--- start ---

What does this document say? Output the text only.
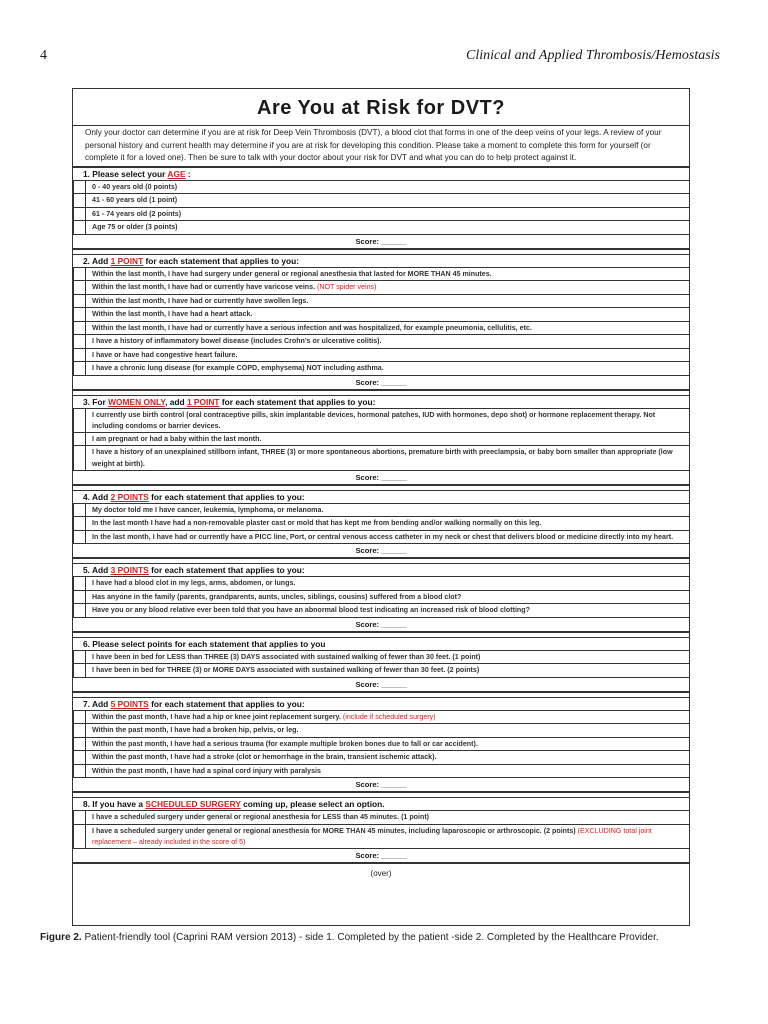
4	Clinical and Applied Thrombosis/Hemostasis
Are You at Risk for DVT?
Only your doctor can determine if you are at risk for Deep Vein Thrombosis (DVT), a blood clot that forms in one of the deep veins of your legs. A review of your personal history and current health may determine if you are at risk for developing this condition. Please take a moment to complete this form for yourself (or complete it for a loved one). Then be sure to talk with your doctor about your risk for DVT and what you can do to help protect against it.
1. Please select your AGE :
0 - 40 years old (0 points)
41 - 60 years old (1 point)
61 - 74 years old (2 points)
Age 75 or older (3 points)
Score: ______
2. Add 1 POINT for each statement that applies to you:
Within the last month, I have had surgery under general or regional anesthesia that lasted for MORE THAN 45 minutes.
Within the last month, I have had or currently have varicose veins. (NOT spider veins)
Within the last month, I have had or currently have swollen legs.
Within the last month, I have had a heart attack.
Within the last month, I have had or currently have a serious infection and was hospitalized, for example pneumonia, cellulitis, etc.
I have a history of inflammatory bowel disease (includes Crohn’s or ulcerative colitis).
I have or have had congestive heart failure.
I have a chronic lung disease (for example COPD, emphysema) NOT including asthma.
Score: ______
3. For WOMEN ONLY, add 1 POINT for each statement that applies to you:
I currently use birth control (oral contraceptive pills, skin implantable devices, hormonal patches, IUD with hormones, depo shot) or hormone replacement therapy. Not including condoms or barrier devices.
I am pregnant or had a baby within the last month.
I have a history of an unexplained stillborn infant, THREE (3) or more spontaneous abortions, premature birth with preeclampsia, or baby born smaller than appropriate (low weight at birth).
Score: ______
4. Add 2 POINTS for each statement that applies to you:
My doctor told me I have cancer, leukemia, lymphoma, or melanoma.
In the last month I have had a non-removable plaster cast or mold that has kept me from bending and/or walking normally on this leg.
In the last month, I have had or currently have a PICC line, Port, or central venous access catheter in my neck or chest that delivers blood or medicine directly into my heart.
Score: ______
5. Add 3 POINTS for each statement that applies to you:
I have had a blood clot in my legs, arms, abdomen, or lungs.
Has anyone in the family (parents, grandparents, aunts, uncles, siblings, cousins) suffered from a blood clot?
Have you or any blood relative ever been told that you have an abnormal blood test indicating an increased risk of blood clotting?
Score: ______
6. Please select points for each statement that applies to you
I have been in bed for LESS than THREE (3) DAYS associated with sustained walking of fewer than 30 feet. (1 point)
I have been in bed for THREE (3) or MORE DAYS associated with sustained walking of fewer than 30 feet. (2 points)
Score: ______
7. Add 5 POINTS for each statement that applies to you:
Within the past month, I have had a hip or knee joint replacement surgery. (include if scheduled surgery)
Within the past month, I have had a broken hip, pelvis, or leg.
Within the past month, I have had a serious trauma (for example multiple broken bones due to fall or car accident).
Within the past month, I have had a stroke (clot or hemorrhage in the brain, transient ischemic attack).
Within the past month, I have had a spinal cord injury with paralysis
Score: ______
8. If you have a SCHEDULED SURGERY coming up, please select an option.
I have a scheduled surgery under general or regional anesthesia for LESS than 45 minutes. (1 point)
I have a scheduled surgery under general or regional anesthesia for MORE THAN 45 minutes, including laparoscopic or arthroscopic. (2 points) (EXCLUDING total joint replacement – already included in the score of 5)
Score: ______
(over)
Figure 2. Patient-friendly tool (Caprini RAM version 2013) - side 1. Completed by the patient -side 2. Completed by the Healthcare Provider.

--- end ---
--- start ---

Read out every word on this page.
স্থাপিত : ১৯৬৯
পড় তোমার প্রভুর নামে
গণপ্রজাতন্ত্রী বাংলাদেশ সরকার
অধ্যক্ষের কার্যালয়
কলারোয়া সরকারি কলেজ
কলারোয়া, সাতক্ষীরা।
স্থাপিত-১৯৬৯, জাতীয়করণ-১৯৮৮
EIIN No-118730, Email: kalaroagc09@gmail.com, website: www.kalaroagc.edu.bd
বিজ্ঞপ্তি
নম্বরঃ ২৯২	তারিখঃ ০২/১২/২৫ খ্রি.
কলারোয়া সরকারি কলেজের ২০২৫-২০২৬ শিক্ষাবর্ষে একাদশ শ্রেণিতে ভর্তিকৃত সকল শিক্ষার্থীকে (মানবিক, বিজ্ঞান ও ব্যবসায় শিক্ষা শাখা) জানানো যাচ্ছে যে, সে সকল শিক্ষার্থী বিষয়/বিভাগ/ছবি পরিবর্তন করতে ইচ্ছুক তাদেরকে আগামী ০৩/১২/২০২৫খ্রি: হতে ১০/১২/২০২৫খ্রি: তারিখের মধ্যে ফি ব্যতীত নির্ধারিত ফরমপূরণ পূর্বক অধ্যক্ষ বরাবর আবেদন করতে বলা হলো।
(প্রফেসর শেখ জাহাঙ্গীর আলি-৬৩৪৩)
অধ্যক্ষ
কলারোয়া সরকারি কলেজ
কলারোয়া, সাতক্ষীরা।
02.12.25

--- end ---
--- start ---

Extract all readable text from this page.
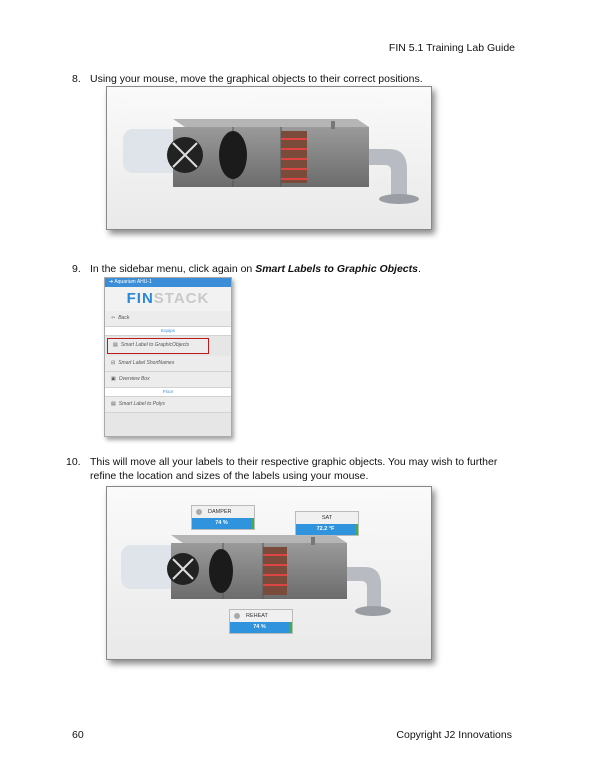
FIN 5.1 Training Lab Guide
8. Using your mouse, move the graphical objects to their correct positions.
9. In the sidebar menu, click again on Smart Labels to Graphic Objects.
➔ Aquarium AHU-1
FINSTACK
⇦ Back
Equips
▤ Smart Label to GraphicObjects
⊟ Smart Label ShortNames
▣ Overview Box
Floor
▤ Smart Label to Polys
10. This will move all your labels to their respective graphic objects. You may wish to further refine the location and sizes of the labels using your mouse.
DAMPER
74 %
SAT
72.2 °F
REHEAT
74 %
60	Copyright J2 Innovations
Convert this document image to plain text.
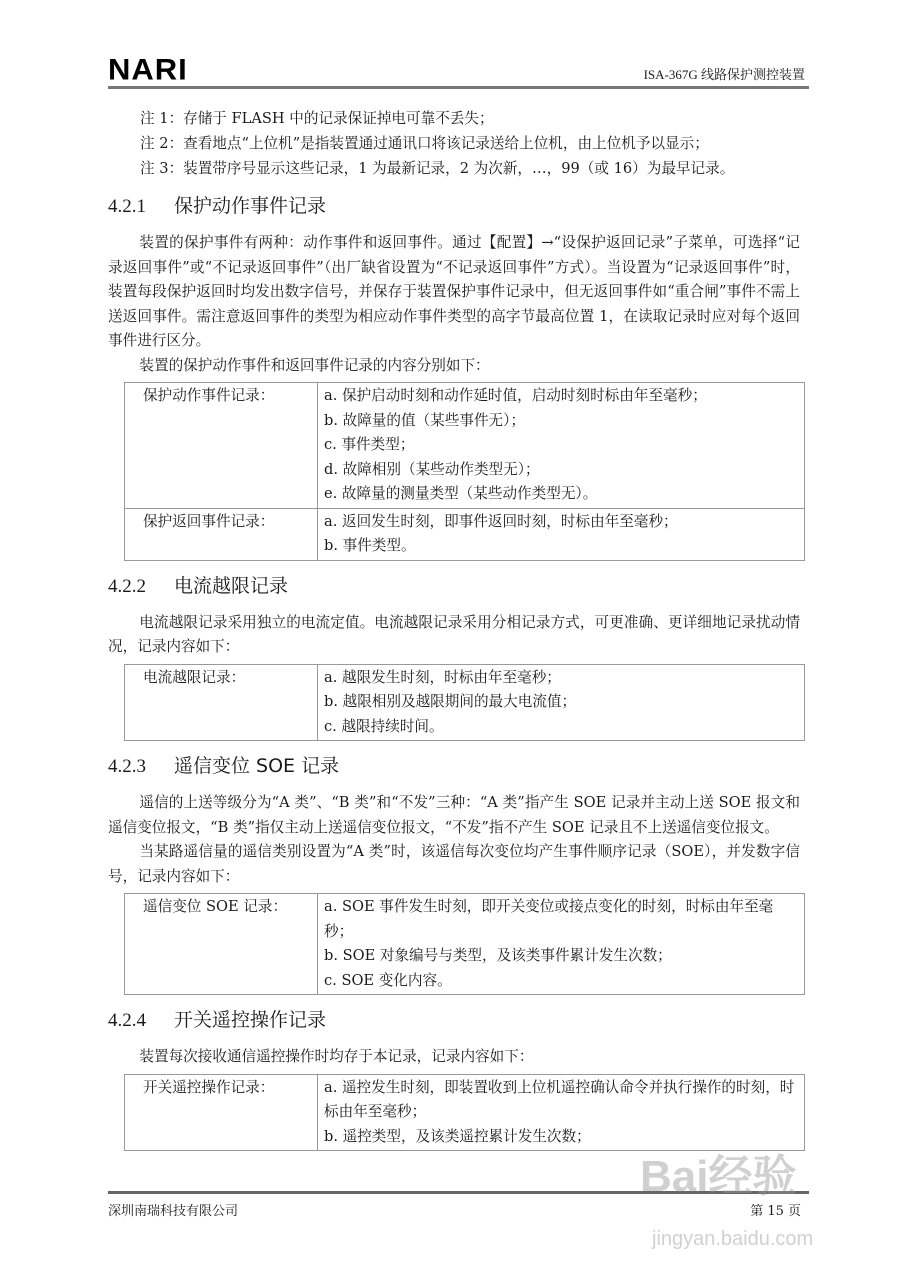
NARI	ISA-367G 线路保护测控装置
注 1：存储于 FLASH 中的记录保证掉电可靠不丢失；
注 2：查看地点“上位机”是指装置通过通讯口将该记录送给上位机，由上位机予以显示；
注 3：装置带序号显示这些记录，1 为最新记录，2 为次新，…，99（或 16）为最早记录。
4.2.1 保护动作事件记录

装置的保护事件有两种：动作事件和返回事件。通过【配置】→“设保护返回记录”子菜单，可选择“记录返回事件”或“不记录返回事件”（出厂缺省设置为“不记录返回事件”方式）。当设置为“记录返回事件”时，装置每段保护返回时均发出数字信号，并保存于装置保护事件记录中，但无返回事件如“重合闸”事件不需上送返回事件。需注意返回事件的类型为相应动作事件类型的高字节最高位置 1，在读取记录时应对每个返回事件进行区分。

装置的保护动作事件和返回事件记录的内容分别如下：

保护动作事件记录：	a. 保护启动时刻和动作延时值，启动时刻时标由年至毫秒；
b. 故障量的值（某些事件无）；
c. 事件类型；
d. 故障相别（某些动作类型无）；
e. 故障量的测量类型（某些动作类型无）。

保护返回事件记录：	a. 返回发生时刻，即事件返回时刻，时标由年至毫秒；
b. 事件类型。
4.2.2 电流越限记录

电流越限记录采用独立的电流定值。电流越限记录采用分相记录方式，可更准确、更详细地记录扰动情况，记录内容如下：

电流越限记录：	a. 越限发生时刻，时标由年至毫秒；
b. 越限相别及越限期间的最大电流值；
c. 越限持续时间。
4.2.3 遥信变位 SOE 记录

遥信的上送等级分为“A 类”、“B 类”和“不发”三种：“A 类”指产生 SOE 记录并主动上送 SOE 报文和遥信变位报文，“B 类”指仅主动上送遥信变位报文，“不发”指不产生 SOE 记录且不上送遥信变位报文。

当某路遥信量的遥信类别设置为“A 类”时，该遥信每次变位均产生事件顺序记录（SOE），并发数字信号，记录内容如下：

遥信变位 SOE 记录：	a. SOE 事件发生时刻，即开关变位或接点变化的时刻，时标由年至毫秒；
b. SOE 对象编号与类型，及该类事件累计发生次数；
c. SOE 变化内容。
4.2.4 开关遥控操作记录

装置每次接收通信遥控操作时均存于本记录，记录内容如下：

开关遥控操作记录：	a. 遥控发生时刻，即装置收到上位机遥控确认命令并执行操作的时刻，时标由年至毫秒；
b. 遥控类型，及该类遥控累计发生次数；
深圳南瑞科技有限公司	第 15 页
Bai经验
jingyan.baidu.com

--- end ---

# Instructions for the task
Copy all lines from the material that include "their".

# Solution below
8. Using your mouse, move the graphical objects to their correct positions.
10. This will move all your labels to their respective graphic objects. You may wish to further refine the location and sizes of the labels using your mouse.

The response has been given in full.